BEGIN Entries shown

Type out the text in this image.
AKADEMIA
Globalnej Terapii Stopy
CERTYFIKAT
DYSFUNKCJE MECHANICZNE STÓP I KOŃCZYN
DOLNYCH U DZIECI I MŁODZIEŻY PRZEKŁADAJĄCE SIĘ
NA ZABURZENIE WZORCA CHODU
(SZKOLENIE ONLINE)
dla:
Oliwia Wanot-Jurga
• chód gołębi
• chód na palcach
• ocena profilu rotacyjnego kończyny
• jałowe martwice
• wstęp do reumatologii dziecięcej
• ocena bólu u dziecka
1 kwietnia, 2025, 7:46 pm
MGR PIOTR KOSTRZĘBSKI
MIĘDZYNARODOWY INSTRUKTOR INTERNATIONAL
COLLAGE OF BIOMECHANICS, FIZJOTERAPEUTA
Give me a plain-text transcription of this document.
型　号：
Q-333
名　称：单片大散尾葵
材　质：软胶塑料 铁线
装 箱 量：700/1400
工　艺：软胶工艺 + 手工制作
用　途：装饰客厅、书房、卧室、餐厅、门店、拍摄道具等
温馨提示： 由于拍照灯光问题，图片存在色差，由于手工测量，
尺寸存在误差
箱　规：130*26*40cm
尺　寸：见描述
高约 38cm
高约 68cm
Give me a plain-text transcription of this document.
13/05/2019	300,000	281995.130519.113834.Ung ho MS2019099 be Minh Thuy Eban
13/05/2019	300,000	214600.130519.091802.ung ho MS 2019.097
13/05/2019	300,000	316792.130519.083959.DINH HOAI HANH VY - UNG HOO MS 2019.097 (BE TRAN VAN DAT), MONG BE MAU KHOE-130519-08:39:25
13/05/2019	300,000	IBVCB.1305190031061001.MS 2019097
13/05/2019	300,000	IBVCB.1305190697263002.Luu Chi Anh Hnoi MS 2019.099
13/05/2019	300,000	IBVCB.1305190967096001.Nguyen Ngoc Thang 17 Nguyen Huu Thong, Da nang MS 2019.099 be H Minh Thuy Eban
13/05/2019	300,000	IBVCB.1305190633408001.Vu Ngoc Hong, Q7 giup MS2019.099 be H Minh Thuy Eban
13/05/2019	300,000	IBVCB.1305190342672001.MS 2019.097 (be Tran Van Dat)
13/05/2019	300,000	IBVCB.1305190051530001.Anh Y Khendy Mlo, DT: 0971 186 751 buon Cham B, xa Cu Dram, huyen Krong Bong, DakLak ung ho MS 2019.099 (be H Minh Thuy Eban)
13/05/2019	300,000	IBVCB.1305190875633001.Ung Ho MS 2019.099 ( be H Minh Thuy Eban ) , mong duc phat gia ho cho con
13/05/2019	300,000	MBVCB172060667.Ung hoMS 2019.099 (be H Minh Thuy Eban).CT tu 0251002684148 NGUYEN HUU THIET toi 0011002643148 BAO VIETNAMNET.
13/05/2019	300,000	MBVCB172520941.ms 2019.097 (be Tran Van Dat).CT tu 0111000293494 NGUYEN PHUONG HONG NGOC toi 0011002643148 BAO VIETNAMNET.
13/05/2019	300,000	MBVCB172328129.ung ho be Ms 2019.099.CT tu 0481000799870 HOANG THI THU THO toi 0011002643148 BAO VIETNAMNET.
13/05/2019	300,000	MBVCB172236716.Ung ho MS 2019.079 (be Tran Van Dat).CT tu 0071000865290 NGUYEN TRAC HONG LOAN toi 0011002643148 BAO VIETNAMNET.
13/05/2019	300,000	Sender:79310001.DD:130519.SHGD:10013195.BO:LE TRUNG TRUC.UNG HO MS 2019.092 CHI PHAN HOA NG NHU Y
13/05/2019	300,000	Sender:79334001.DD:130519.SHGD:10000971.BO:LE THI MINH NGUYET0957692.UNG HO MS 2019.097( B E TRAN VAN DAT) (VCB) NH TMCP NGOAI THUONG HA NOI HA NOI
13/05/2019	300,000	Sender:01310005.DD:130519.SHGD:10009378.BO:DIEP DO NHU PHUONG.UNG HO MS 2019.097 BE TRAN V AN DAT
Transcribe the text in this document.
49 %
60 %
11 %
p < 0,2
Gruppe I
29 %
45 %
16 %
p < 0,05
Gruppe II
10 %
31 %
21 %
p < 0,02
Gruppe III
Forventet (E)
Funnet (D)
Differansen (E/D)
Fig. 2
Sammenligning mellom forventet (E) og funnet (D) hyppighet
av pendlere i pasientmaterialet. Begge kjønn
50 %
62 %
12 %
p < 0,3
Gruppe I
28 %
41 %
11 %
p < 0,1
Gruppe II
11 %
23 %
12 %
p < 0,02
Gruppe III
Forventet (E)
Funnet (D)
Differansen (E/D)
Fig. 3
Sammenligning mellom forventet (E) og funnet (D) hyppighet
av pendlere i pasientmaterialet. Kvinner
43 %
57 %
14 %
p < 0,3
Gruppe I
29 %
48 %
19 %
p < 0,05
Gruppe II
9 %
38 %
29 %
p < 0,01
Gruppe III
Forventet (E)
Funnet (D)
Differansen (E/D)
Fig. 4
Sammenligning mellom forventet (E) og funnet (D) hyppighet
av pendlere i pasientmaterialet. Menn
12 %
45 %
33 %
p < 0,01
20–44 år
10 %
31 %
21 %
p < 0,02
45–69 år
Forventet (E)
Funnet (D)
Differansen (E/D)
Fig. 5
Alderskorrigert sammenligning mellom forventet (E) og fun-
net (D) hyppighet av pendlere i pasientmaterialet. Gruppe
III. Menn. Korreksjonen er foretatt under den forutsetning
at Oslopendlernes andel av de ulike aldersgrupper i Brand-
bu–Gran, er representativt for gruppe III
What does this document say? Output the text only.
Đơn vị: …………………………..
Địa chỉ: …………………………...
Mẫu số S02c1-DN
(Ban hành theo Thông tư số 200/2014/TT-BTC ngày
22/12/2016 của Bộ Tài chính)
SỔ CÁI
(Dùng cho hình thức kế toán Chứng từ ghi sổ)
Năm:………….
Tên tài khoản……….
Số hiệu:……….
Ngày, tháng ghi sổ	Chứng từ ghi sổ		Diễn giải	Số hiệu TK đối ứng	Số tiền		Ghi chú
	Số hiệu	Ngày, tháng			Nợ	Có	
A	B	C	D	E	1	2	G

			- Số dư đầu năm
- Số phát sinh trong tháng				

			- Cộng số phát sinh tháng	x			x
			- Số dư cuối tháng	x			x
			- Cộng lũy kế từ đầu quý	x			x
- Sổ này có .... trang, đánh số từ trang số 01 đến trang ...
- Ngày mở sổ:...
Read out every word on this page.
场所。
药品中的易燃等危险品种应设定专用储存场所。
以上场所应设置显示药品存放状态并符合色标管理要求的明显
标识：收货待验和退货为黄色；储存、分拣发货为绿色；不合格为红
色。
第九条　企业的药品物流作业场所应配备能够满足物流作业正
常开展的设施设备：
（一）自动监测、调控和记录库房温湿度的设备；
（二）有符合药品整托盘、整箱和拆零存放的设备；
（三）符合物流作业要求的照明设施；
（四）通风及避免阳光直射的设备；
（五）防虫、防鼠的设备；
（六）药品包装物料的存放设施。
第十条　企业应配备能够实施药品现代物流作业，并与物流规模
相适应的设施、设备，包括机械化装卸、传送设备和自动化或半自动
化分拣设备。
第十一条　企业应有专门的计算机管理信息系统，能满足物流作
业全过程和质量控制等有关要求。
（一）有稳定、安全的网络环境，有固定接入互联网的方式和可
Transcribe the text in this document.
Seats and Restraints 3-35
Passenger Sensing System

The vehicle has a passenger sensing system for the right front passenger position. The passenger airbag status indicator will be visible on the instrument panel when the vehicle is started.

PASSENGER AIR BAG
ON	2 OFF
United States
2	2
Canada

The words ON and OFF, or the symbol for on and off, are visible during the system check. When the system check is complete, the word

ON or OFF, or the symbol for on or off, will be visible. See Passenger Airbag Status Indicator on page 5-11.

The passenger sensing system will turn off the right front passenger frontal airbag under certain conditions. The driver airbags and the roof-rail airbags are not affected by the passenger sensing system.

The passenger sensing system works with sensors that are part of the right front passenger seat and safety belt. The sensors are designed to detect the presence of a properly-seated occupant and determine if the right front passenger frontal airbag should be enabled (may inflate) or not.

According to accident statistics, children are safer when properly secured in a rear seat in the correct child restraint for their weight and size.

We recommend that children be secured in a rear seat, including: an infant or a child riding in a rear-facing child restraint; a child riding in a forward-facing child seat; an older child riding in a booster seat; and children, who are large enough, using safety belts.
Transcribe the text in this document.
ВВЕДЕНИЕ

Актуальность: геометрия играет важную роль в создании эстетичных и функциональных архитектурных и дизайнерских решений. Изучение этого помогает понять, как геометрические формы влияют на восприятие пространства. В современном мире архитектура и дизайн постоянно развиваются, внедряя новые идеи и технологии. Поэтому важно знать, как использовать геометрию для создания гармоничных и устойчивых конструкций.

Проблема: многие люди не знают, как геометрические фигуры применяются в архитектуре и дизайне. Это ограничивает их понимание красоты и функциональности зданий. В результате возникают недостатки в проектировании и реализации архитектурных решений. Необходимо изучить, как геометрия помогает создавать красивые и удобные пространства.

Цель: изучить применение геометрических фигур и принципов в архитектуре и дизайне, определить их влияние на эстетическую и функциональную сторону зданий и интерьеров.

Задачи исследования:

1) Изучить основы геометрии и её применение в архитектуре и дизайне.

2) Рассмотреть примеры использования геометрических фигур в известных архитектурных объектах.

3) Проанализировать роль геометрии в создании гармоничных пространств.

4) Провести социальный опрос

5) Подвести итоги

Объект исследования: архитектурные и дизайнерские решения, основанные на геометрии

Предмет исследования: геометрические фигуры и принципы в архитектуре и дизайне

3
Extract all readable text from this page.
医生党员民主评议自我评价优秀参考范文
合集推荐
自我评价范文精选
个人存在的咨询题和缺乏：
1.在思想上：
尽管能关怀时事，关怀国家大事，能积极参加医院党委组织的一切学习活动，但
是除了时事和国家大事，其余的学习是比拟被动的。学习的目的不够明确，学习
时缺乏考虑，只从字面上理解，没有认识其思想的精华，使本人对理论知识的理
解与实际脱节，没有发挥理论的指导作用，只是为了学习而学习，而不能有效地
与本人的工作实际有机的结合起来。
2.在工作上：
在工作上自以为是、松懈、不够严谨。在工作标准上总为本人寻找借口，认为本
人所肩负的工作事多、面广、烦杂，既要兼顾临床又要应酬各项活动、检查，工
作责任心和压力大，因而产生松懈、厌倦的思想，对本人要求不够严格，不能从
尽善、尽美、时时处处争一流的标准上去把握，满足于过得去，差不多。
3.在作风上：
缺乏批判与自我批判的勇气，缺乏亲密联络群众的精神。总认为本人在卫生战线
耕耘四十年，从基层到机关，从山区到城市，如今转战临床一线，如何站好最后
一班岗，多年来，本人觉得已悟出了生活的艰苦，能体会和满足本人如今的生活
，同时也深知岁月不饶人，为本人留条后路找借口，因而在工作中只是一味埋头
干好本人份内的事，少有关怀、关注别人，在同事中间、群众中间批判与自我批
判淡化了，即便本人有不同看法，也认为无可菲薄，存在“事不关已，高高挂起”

END Entries shown

What is being asked » Extract each line from the entries above that contains the string "tháng".

Exercise answer »
Ngày, tháng ghi sổ	Chứng từ ghi sổ		Diễn giải	Số hiệu TK đối ứng	Số tiền		Ghi chú
	Số hiệu	Ngày, tháng			Nợ	Có	
- Số phát sinh trong tháng				
			- Cộng số phát sinh tháng	x			x
			- Số dư cuối tháng	x			x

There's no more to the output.